TO BE DONE. Please return everything from the start of the lines down to the line containing "square-icon (145, 1231, 167, 1254)", both included, with each line reproduced unchanged.

Region boundary data.
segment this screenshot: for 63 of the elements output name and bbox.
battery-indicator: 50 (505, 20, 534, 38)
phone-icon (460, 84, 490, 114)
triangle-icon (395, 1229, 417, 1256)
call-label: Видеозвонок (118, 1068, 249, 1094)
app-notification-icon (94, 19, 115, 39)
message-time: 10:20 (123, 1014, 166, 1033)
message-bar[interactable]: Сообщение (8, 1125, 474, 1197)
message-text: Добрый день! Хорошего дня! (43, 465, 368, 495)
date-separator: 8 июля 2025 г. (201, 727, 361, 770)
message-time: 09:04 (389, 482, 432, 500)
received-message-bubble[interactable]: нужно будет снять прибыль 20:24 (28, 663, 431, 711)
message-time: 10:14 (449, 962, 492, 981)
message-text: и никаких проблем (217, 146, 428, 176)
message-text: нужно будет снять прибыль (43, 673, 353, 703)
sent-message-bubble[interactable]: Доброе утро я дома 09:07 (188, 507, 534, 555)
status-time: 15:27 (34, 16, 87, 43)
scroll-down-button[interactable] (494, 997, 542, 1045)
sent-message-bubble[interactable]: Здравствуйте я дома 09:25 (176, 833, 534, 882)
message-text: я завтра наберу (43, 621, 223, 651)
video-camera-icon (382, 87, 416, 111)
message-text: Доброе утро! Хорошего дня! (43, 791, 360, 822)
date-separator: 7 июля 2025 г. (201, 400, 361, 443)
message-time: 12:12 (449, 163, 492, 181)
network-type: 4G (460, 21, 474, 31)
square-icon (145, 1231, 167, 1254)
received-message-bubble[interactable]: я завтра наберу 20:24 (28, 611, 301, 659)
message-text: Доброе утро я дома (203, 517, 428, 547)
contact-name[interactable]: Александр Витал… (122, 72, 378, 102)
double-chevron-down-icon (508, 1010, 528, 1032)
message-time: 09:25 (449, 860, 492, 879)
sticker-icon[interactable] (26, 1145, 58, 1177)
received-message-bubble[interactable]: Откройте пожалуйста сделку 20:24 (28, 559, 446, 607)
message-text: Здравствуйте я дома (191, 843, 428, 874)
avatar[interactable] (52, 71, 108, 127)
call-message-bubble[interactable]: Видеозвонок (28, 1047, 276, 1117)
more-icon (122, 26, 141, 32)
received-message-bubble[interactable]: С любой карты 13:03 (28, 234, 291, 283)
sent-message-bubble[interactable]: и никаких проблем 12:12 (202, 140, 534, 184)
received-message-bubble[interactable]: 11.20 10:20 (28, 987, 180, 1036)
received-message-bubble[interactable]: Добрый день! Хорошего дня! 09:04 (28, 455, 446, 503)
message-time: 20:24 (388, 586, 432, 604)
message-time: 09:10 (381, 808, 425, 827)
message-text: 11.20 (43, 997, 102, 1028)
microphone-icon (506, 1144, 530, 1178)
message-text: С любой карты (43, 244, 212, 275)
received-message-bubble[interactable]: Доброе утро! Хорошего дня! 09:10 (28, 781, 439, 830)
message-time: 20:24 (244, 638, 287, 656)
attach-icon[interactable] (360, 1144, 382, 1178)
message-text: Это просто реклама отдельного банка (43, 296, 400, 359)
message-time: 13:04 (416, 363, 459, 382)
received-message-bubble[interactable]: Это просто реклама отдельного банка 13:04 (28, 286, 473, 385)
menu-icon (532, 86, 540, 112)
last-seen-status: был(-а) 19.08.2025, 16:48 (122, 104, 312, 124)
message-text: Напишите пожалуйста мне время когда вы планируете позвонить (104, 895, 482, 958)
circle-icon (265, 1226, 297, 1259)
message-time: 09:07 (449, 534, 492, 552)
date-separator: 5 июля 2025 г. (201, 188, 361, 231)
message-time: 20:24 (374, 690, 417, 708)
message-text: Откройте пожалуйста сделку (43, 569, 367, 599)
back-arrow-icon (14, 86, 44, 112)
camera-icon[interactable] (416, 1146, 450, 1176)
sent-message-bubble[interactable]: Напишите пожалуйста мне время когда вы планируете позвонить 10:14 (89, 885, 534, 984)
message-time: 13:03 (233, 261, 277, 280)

THE ANSWER.
segment this screenshot: for 63 of the elements output name and bbox.
battery-indicator: 50 (505, 20, 534, 38)
phone-icon (460, 84, 490, 114)
triangle-icon (395, 1229, 417, 1256)
call-label: Видеозвонок (118, 1068, 249, 1094)
app-notification-icon (94, 19, 115, 39)
message-time: 10:20 (123, 1014, 166, 1033)
message-bar[interactable]: Сообщение (8, 1125, 474, 1197)
message-text: Добрый день! Хорошего дня! (43, 465, 368, 495)
date-separator: 8 июля 2025 г. (201, 727, 361, 770)
message-time: 09:04 (389, 482, 432, 500)
received-message-bubble[interactable]: нужно будет снять прибыль 20:24 (28, 663, 431, 711)
message-time: 10:14 (449, 962, 492, 981)
message-text: и никаких проблем (217, 146, 428, 176)
message-text: нужно будет снять прибыль (43, 673, 353, 703)
sent-message-bubble[interactable]: Доброе утро я дома 09:07 (188, 507, 534, 555)
status-time: 15:27 (34, 16, 87, 43)
scroll-down-button[interactable] (494, 997, 542, 1045)
sent-message-bubble[interactable]: Здравствуйте я дома 09:25 (176, 833, 534, 882)
message-text: я завтра наберу (43, 621, 223, 651)
video-camera-icon (382, 87, 416, 111)
message-text: Доброе утро! Хорошего дня! (43, 791, 360, 822)
date-separator: 7 июля 2025 г. (201, 400, 361, 443)
message-time: 12:12 (449, 163, 492, 181)
network-type: 4G (460, 21, 474, 31)
square-icon (145, 1231, 167, 1254)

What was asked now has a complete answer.